▸ Task prompt
Copy the data word for word, keeping every line.

((

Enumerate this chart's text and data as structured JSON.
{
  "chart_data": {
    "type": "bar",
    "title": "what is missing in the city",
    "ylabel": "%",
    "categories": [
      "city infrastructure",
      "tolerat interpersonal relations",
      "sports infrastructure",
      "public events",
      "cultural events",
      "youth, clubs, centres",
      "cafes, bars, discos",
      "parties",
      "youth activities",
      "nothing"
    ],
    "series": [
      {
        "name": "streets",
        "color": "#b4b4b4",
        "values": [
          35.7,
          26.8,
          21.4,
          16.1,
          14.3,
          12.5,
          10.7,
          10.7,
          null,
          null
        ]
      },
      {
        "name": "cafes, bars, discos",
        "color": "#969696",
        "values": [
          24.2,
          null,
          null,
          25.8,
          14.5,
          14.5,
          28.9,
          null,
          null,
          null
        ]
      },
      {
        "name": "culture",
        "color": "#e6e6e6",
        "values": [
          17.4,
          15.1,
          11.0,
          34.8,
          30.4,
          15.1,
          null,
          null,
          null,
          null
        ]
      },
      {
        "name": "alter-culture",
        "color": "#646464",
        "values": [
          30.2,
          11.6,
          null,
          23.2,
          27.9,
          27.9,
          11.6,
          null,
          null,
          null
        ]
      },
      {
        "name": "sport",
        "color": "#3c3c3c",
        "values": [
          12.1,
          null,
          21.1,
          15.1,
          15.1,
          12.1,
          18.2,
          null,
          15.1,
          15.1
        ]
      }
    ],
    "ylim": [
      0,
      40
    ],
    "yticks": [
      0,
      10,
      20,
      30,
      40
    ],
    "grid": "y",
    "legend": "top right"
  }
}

))

▸ Correct answer
Enumerate this chart's text and data as structured JSON.
{
  "chart_data": {
    "type": "bar",
    "title": "what is missing in the city",
    "ylabel": "%",
    "categories": [
      "city infrastructure",
      "tolerat interpersonal relations",
      "sports infrastructure",
      "public events",
      "cultural events",
      "youth, clubs, centres",
      "cafes, bars, discos",
      "parties",
      "youth activities",
      "nothing"
    ],
    "series": [
      {
        "name": "streets",
        "color": "#b4b4b4",
        "values": [
          35.7,
          26.8,
          21.4,
          16.1,
          14.3,
          12.5,
          10.7,
          10.7,
          null,
          null
        ]
      },
      {
        "name": "cafes, bars, discos",
        "color": "#969696",
        "values": [
          24.2,
          null,
          null,
          25.8,
          14.5,
          14.5,
          28.9,
          null,
          null,
          null
        ]
      },
      {
        "name": "culture",
        "color": "#e6e6e6",
        "values": [
          17.4,
          15.1,
          11.0,
          34.8,
          30.4,
          15.1,
          null,
          null,
          null,
          null
        ]
      },
      {
        "name": "alter-culture",
        "color": "#646464",
        "values": [
          30.2,
          11.6,
          null,
          23.2,
          27.9,
          27.9,
          11.6,
          null,
          null,
          null
        ]
      },
      {
        "name": "sport",
        "color": "#3c3c3c",
        "values": [
          12.1,
          null,
          21.1,
          15.1,
          15.1,
          12.1,
          18.2,
          null,
          15.1,
          15.1
        ]
      }
    ],
    "ylim": [
      0,
      40
    ],
    "yticks": [
      0,
      10,
      20,
      30,
      40
    ],
    "grid": "y",
    "legend": "top right"
  }
}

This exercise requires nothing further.